* _Figure contents as structured data_
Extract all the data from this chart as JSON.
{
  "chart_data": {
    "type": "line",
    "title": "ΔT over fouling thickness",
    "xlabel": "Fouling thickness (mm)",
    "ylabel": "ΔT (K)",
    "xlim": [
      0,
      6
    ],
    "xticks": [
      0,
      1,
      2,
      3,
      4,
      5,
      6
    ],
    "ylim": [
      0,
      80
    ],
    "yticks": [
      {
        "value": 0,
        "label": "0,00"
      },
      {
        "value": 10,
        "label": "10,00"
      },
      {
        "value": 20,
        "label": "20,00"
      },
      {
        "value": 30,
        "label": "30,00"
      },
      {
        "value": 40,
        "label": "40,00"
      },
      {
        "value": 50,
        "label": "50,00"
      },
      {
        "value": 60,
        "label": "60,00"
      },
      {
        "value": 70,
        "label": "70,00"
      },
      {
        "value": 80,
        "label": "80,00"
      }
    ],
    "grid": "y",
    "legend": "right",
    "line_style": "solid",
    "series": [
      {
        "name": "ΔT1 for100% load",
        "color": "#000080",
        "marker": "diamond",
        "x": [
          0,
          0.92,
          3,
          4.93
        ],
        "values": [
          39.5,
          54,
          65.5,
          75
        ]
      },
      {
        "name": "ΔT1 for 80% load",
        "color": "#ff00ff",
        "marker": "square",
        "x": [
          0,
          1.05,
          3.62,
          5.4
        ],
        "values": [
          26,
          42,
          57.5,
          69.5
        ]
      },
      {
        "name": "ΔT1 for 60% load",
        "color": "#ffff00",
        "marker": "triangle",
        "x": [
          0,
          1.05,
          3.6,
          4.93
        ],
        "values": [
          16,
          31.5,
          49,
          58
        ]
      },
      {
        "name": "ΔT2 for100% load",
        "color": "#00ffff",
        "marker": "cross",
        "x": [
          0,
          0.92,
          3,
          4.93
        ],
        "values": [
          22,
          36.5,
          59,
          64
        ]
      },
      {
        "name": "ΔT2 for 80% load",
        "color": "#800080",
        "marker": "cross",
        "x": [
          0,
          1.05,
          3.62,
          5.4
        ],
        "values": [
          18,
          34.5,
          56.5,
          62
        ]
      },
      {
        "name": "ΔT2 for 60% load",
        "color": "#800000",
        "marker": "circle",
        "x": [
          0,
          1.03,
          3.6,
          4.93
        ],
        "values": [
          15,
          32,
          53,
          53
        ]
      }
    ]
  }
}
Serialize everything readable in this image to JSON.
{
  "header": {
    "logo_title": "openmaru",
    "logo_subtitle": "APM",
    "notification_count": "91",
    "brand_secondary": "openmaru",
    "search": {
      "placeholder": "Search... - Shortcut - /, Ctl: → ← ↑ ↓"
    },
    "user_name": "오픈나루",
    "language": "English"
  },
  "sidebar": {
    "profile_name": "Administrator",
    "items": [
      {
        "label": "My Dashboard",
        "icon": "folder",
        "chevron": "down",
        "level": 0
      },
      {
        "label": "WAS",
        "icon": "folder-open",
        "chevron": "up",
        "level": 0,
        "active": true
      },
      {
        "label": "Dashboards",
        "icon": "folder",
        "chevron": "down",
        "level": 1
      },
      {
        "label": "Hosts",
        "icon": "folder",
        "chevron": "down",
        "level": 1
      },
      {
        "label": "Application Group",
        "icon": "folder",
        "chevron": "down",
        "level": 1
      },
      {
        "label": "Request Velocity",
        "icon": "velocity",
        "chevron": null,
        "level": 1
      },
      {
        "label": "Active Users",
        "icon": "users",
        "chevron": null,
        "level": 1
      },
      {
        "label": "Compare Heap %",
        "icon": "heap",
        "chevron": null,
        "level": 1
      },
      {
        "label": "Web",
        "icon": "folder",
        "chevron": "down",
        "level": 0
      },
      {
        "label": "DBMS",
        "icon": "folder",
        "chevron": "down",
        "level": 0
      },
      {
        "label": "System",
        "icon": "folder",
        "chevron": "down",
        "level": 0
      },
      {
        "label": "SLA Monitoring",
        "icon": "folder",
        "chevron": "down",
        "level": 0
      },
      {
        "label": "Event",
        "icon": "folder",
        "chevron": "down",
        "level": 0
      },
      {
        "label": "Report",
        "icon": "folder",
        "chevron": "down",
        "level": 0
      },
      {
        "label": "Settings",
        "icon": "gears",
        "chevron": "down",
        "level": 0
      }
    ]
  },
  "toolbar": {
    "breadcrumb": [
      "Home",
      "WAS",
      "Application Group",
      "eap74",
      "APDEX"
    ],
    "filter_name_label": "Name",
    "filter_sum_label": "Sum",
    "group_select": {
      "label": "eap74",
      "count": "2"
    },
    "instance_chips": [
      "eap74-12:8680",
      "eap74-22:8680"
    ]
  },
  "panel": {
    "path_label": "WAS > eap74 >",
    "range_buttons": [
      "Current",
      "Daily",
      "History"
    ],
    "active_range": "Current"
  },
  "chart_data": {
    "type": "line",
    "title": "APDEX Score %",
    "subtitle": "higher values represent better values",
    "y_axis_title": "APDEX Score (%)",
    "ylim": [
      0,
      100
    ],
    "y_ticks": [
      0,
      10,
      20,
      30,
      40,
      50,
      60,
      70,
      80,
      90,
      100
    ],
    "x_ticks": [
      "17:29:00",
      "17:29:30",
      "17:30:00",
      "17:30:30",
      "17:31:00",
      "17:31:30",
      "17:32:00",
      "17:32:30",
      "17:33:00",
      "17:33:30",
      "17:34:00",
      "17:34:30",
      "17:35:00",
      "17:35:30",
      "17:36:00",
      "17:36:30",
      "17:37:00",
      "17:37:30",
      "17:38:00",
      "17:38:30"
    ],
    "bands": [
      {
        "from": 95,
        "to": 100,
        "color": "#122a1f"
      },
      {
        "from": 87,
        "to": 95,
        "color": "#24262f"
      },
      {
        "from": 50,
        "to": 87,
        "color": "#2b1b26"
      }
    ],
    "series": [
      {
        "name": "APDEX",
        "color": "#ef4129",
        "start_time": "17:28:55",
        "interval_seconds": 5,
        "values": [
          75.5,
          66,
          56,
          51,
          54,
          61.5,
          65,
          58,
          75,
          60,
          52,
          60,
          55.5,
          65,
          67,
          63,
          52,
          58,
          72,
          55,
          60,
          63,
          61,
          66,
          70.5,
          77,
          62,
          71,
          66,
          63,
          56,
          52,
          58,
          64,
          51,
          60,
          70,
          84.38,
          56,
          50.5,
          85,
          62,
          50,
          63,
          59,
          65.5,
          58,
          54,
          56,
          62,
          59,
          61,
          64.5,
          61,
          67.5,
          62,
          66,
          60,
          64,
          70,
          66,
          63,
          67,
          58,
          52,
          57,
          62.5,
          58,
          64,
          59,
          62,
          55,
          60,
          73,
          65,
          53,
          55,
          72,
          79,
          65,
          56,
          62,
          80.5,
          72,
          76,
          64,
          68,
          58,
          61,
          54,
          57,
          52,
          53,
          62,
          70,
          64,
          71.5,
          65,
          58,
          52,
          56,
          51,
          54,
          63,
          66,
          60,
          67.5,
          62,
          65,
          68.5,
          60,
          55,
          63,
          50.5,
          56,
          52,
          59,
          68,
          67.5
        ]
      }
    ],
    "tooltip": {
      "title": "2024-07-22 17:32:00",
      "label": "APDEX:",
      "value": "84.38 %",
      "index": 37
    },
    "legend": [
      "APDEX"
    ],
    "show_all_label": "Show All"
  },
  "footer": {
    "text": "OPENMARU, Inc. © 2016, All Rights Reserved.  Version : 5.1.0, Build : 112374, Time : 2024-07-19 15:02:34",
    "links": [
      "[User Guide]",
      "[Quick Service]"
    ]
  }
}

* _SET EXERCISE_
Above are some records; repeat all of them exactly.

* _RESULT OF THE TASK_
Extract all the data from this chart as JSON.
{
  "chart_data": {
    "type": "line",
    "title": "ΔT over fouling thickness",
    "xlabel": "Fouling thickness (mm)",
    "ylabel": "ΔT (K)",
    "xlim": [
      0,
      6
    ],
    "xticks": [
      0,
      1,
      2,
      3,
      4,
      5,
      6
    ],
    "ylim": [
      0,
      80
    ],
    "yticks": [
      {
        "value": 0,
        "label": "0,00"
      },
      {
        "value": 10,
        "label": "10,00"
      },
      {
        "value": 20,
        "label": "20,00"
      },
      {
        "value": 30,
        "label": "30,00"
      },
      {
        "value": 40,
        "label": "40,00"
      },
      {
        "value": 50,
        "label": "50,00"
      },
      {
        "value": 60,
        "label": "60,00"
      },
      {
        "value": 70,
        "label": "70,00"
      },
      {
        "value": 80,
        "label": "80,00"
      }
    ],
    "grid": "y",
    "legend": "right",
    "line_style": "solid",
    "series": [
      {
        "name": "ΔT1 for100% load",
        "color": "#000080",
        "marker": "diamond",
        "x": [
          0,
          0.92,
          3,
          4.93
        ],
        "values": [
          39.5,
          54,
          65.5,
          75
        ]
      },
      {
        "name": "ΔT1 for 80% load",
        "color": "#ff00ff",
        "marker": "square",
        "x": [
          0,
          1.05,
          3.62,
          5.4
        ],
        "values": [
          26,
          42,
          57.5,
          69.5
        ]
      },
      {
        "name": "ΔT1 for 60% load",
        "color": "#ffff00",
        "marker": "triangle",
        "x": [
          0,
          1.05,
          3.6,
          4.93
        ],
        "values": [
          16,
          31.5,
          49,
          58
        ]
      },
      {
        "name": "ΔT2 for100% load",
        "color": "#00ffff",
        "marker": "cross",
        "x": [
          0,
          0.92,
          3,
          4.93
        ],
        "values": [
          22,
          36.5,
          59,
          64
        ]
      },
      {
        "name": "ΔT2 for 80% load",
        "color": "#800080",
        "marker": "cross",
        "x": [
          0,
          1.05,
          3.62,
          5.4
        ],
        "values": [
          18,
          34.5,
          56.5,
          62
        ]
      },
      {
        "name": "ΔT2 for 60% load",
        "color": "#800000",
        "marker": "circle",
        "x": [
          0,
          1.03,
          3.6,
          4.93
        ],
        "values": [
          15,
          32,
          53,
          53
        ]
      }
    ]
  }
}
Serialize everything readable in this image to JSON.
{
  "header": {
    "logo_title": "openmaru",
    "logo_subtitle": "APM",
    "notification_count": "91",
    "brand_secondary": "openmaru",
    "search": {
      "placeholder": "Search... - Shortcut - /, Ctl: → ← ↑ ↓"
    },
    "user_name": "오픈나루",
    "language": "English"
  },
  "sidebar": {
    "profile_name": "Administrator",
    "items": [
      {
        "label": "My Dashboard",
        "icon": "folder",
        "chevron": "down",
        "level": 0
      },
      {
        "label": "WAS",
        "icon": "folder-open",
        "chevron": "up",
        "level": 0,
        "active": true
      },
      {
        "label": "Dashboards",
        "icon": "folder",
        "chevron": "down",
        "level": 1
      },
      {
        "label": "Hosts",
        "icon": "folder",
        "chevron": "down",
        "level": 1
      },
      {
        "label": "Application Group",
        "icon": "folder",
        "chevron": "down",
        "level": 1
      },
      {
        "label": "Request Velocity",
        "icon": "velocity",
        "chevron": null,
        "level": 1
      },
      {
        "label": "Active Users",
        "icon": "users",
        "chevron": null,
        "level": 1
      },
      {
        "label": "Compare Heap %",
        "icon": "heap",
        "chevron": null,
        "level": 1
      },
      {
        "label": "Web",
        "icon": "folder",
        "chevron": "down",
        "level": 0
      },
      {
        "label": "DBMS",
        "icon": "folder",
        "chevron": "down",
        "level": 0
      },
      {
        "label": "System",
        "icon": "folder",
        "chevron": "down",
        "level": 0
      },
      {
        "label": "SLA Monitoring",
        "icon": "folder",
        "chevron": "down",
        "level": 0
      },
      {
        "label": "Event",
        "icon": "folder",
        "chevron": "down",
        "level": 0
      },
      {
        "label": "Report",
        "icon": "folder",
        "chevron": "down",
        "level": 0
      },
      {
        "label": "Settings",
        "icon": "gears",
        "chevron": "down",
        "level": 0
      }
    ]
  },
  "toolbar": {
    "breadcrumb": [
      "Home",
      "WAS",
      "Application Group",
      "eap74",
      "APDEX"
    ],
    "filter_name_label": "Name",
    "filter_sum_label": "Sum",
    "group_select": {
      "label": "eap74",
      "count": "2"
    },
    "instance_chips": [
      "eap74-12:8680",
      "eap74-22:8680"
    ]
  },
  "panel": {
    "path_label": "WAS > eap74 >",
    "range_buttons": [
      "Current",
      "Daily",
      "History"
    ],
    "active_range": "Current"
  },
  "chart_data": {
    "type": "line",
    "title": "APDEX Score %",
    "subtitle": "higher values represent better values",
    "y_axis_title": "APDEX Score (%)",
    "ylim": [
      0,
      100
    ],
    "y_ticks": [
      0,
      10,
      20,
      30,
      40,
      50,
      60,
      70,
      80,
      90,
      100
    ],
    "x_ticks": [
      "17:29:00",
      "17:29:30",
      "17:30:00",
      "17:30:30",
      "17:31:00",
      "17:31:30",
      "17:32:00",
      "17:32:30",
      "17:33:00",
      "17:33:30",
      "17:34:00",
      "17:34:30",
      "17:35:00",
      "17:35:30",
      "17:36:00",
      "17:36:30",
      "17:37:00",
      "17:37:30",
      "17:38:00",
      "17:38:30"
    ],
    "bands": [
      {
        "from": 95,
        "to": 100,
        "color": "#122a1f"
      },
      {
        "from": 87,
        "to": 95,
        "color": "#24262f"
      },
      {
        "from": 50,
        "to": 87,
        "color": "#2b1b26"
      }
    ],
    "series": [
      {
        "name": "APDEX",
        "color": "#ef4129",
        "start_time": "17:28:55",
        "interval_seconds": 5,
        "values": [
          75.5,
          66,
          56,
          51,
          54,
          61.5,
          65,
          58,
          75,
          60,
          52,
          60,
          55.5,
          65,
          67,
          63,
          52,
          58,
          72,
          55,
          60,
          63,
          61,
          66,
          70.5,
          77,
          62,
          71,
          66,
          63,
          56,
          52,
          58,
          64,
          51,
          60,
          70,
          84.38,
          56,
          50.5,
          85,
          62,
          50,
          63,
          59,
          65.5,
          58,
          54,
          56,
          62,
          59,
          61,
          64.5,
          61,
          67.5,
          62,
          66,
          60,
          64,
          70,
          66,
          63,
          67,
          58,
          52,
          57,
          62.5,
          58,
          64,
          59,
          62,
          55,
          60,
          73,
          65,
          53,
          55,
          72,
          79,
          65,
          56,
          62,
          80.5,
          72,
          76,
          64,
          68,
          58,
          61,
          54,
          57,
          52,
          53,
          62,
          70,
          64,
          71.5,
          65,
          58,
          52,
          56,
          51,
          54,
          63,
          66,
          60,
          67.5,
          62,
          65,
          68.5,
          60,
          55,
          63,
          50.5,
          56,
          52,
          59,
          68,
          67.5
        ]
      }
    ],
    "tooltip": {
      "title": "2024-07-22 17:32:00",
      "label": "APDEX:",
      "value": "84.38 %",
      "index": 37
    },
    "legend": [
      "APDEX"
    ],
    "show_all_label": "Show All"
  },
  "footer": {
    "text": "OPENMARU, Inc. © 2016, All Rights Reserved.  Version : 5.1.0, Build : 112374, Time : 2024-07-19 15:02:34",
    "links": [
      "[User Guide]",
      "[Quick Service]"
    ]
  }
}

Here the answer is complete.